(Dataset entries on figures)
>> BEGIN

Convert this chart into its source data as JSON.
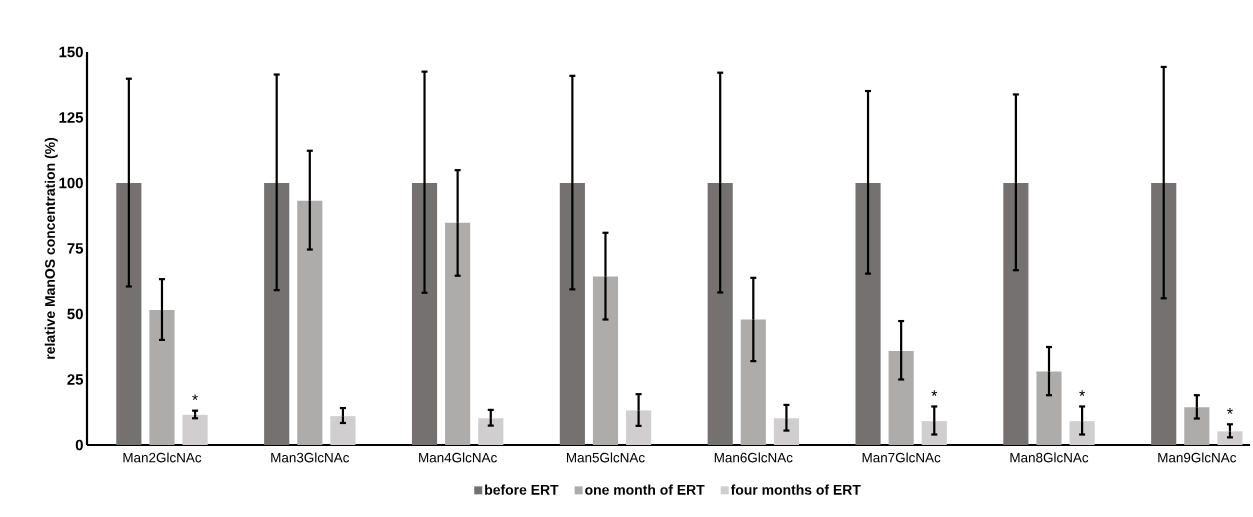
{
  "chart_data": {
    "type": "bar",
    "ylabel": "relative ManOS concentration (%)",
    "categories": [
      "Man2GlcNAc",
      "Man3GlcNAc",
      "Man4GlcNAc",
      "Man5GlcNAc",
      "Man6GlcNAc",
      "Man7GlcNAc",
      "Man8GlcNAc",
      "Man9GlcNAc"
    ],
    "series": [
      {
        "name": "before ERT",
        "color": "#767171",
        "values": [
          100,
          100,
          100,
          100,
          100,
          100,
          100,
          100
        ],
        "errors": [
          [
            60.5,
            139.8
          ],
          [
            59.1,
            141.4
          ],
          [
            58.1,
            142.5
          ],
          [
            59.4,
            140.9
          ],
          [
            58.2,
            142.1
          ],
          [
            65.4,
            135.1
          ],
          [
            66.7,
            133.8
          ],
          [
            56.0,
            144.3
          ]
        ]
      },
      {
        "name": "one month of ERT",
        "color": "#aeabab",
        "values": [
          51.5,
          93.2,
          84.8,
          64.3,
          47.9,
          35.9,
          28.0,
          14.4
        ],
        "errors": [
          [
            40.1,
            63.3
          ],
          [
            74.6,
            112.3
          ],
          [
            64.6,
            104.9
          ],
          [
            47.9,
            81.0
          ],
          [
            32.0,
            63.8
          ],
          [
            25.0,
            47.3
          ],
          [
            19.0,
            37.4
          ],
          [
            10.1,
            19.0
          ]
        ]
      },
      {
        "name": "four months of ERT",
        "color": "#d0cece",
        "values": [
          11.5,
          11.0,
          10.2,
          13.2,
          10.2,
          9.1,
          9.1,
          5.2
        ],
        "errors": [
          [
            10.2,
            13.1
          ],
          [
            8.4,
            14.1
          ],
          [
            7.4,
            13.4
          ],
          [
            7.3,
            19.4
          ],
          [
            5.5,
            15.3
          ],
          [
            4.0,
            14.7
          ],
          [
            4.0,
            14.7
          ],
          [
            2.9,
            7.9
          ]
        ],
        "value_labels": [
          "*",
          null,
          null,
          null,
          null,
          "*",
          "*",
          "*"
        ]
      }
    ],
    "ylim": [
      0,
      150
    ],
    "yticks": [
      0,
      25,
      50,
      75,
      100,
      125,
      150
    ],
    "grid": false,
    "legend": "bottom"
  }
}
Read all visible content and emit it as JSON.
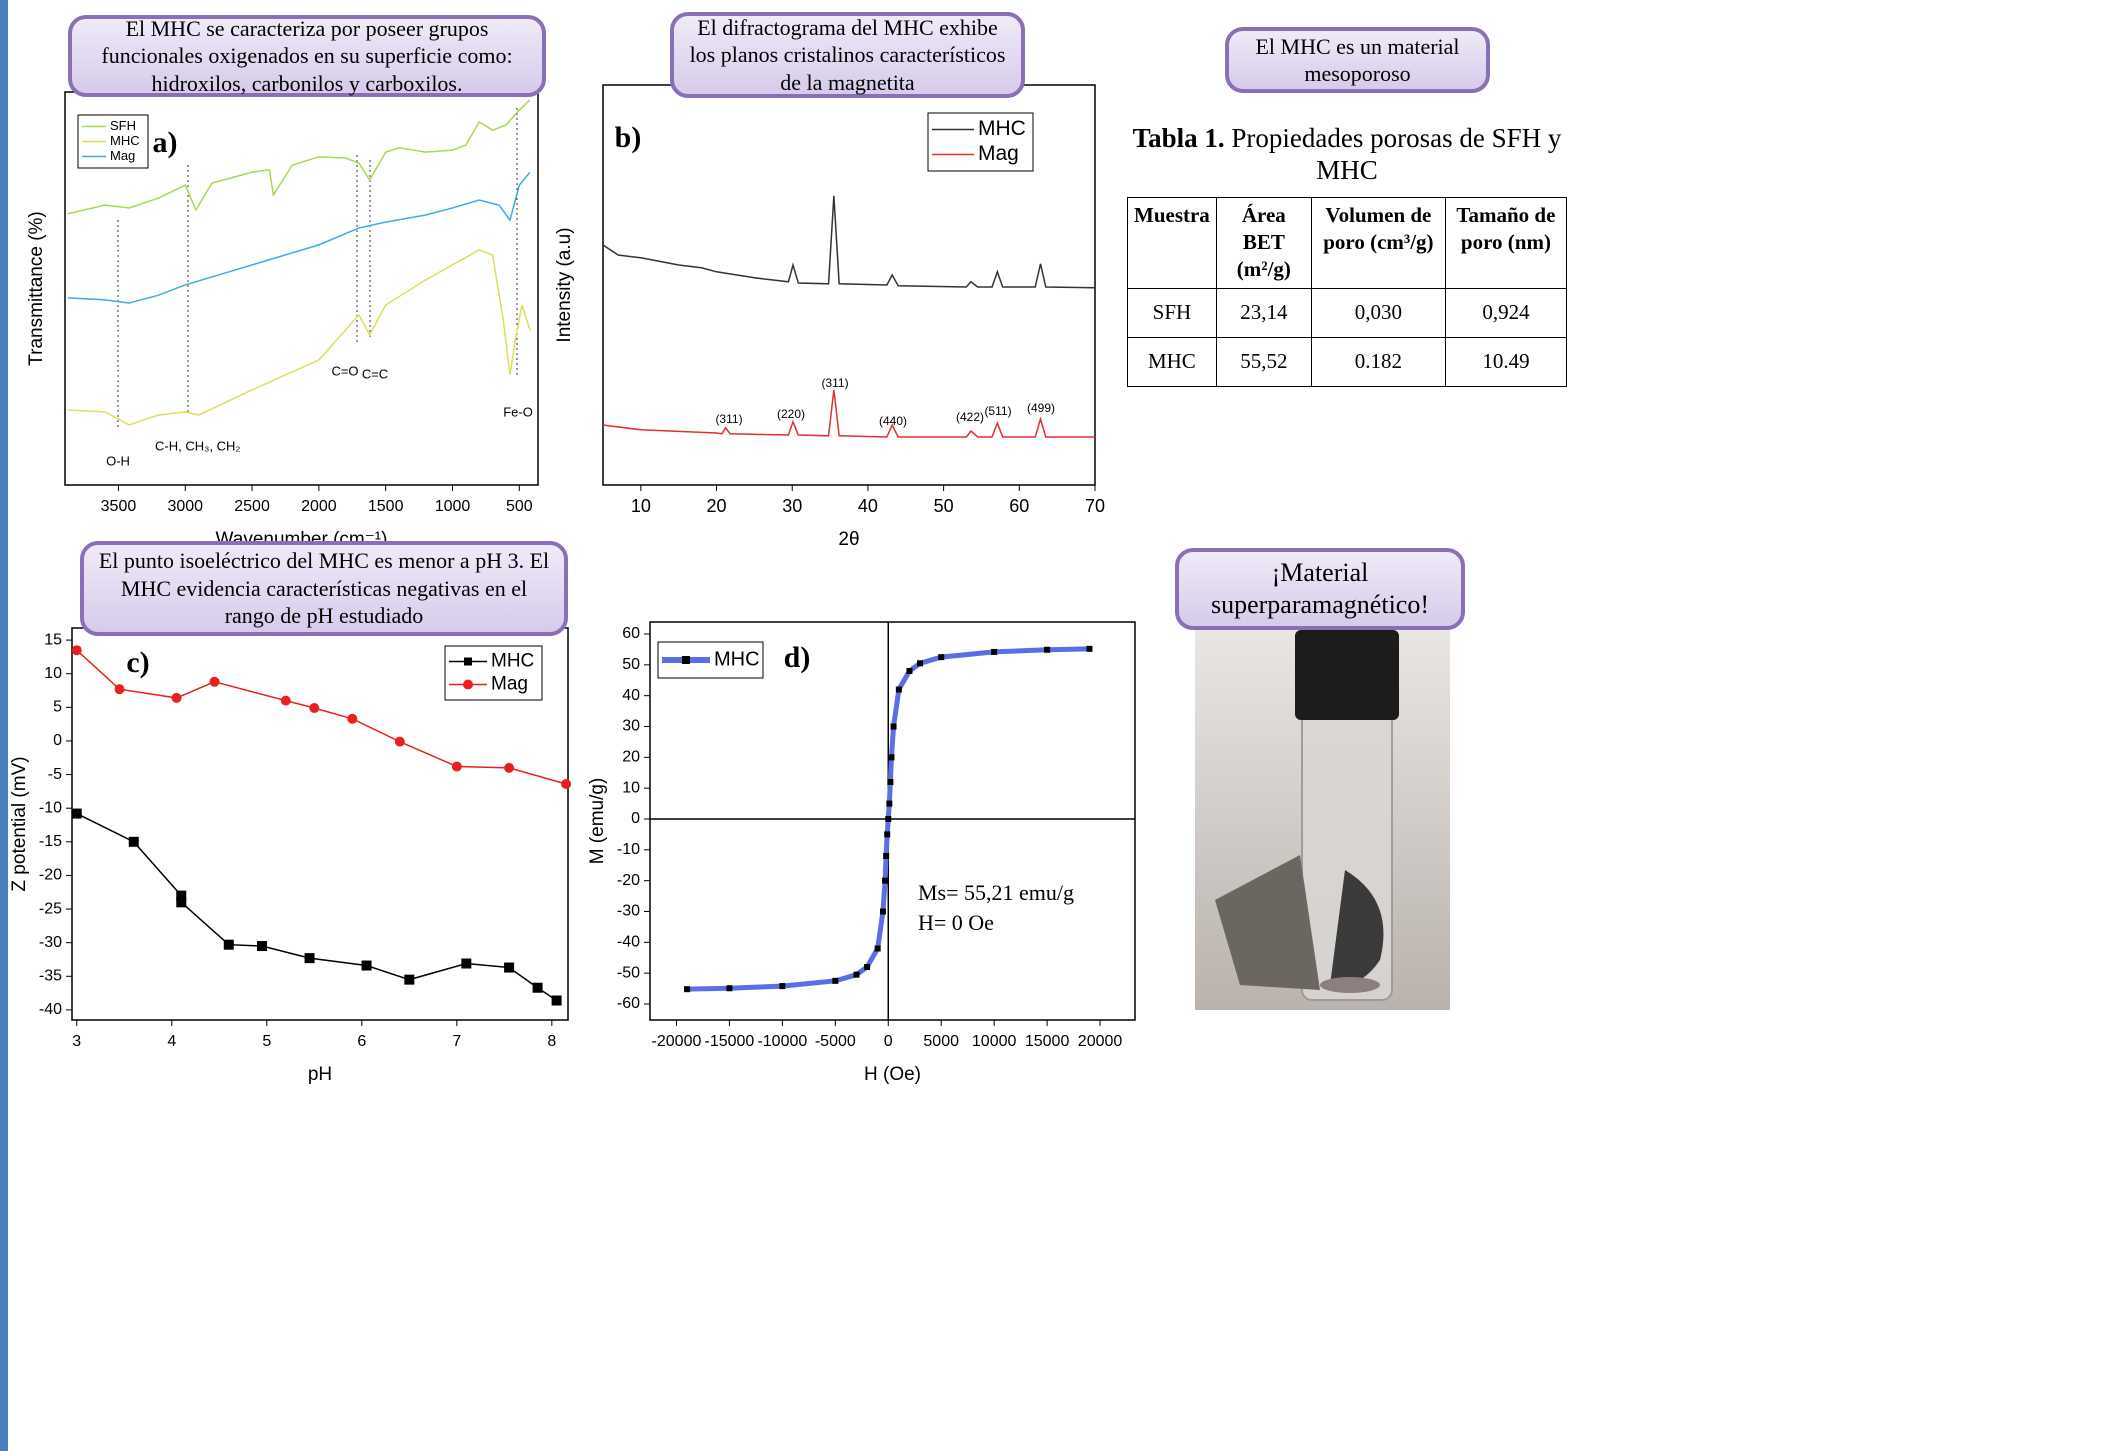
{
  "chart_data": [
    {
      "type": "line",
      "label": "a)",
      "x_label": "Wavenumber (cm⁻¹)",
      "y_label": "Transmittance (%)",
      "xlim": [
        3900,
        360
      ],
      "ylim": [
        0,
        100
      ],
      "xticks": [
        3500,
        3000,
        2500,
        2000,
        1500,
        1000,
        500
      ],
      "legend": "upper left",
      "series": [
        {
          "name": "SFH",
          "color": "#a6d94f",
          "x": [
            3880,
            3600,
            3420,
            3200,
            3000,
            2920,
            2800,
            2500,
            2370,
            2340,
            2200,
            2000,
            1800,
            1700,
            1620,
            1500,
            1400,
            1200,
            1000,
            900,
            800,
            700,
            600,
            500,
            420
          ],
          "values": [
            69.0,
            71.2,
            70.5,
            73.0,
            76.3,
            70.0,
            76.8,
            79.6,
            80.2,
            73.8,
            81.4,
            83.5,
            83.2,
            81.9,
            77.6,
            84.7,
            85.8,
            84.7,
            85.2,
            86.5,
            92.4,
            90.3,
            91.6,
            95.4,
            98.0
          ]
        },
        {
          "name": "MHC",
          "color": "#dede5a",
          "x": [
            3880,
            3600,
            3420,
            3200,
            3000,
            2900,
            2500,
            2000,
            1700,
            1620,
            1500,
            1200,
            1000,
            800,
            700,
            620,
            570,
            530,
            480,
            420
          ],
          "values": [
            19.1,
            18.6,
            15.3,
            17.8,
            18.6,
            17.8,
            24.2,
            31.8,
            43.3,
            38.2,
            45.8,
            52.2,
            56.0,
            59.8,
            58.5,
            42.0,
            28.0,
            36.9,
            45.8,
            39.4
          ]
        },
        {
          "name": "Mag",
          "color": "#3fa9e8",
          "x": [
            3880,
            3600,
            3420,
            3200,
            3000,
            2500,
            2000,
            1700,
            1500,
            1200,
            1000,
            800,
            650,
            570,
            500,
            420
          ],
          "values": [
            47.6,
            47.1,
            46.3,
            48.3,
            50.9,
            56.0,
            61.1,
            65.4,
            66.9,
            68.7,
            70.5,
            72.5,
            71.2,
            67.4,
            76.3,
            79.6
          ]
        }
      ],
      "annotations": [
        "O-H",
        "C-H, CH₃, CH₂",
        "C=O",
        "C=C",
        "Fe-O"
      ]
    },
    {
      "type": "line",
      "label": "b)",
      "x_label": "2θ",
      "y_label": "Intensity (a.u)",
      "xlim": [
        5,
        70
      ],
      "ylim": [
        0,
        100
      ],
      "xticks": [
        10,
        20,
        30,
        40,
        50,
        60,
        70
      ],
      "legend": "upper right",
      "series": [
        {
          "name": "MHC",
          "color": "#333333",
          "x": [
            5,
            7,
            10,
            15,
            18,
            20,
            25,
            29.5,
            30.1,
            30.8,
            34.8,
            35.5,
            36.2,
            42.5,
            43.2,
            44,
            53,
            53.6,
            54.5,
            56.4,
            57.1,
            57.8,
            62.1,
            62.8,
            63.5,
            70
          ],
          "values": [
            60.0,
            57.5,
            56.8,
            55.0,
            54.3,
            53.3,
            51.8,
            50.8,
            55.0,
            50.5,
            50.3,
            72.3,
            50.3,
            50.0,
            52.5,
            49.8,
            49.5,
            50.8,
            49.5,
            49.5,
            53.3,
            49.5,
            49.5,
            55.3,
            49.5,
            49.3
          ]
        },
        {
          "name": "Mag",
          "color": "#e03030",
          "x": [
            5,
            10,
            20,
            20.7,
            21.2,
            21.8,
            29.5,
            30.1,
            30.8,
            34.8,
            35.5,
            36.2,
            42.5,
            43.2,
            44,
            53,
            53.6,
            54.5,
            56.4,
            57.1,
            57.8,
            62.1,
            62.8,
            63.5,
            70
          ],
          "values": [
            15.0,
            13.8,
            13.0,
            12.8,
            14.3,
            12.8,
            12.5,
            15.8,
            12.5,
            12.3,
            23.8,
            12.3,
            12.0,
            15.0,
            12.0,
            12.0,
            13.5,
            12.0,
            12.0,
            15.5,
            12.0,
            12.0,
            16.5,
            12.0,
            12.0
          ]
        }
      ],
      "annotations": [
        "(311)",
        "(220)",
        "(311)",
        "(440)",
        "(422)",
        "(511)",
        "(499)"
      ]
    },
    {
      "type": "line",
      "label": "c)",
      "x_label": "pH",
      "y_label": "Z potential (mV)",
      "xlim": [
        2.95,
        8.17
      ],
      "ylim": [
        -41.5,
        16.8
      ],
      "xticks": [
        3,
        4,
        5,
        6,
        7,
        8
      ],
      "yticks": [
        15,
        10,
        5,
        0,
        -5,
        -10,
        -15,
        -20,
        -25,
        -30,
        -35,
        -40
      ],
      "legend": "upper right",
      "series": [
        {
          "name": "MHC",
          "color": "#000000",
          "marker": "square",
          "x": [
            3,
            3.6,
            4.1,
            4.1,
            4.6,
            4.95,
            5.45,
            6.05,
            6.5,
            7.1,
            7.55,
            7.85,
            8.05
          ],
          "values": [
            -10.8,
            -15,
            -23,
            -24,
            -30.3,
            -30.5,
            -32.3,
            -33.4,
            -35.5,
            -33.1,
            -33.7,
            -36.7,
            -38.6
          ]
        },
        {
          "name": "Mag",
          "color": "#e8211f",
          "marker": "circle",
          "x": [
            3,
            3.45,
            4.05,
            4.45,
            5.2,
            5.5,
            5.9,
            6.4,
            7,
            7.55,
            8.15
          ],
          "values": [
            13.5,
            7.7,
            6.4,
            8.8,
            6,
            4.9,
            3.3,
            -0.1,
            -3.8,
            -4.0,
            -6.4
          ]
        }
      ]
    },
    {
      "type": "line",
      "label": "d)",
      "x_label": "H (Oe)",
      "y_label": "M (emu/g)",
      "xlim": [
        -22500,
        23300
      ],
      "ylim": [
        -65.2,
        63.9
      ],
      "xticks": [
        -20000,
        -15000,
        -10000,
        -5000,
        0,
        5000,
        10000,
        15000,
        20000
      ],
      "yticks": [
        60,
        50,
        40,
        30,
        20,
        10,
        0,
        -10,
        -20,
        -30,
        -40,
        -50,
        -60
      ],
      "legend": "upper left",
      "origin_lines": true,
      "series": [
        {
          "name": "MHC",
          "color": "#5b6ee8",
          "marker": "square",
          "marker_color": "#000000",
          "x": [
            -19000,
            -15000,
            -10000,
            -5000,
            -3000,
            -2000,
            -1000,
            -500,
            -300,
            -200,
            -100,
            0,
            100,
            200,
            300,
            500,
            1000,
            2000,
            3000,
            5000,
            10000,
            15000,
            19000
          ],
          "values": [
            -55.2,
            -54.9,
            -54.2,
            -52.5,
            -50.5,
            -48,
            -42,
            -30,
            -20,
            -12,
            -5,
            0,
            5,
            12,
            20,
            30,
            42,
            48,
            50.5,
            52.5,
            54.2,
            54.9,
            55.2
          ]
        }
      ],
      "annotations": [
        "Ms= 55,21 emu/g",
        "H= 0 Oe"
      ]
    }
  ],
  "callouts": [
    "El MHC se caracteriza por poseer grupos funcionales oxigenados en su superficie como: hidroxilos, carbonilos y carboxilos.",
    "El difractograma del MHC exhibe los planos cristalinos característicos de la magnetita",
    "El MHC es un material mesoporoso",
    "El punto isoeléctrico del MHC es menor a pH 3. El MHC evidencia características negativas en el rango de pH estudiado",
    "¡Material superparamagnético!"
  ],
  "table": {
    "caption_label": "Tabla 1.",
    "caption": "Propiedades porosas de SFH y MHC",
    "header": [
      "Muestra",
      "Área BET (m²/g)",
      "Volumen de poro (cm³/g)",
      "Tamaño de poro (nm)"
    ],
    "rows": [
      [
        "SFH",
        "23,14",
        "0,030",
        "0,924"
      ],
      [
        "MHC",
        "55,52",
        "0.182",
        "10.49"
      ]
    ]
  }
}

>> END

> _PROBLEM TO WORK ON_
From the listing above, collect every line that mentions the word "JSON".

> _THE RESPONSE_
Convert this chart into its source data as JSON.
Read all visible content and emit it as JSON.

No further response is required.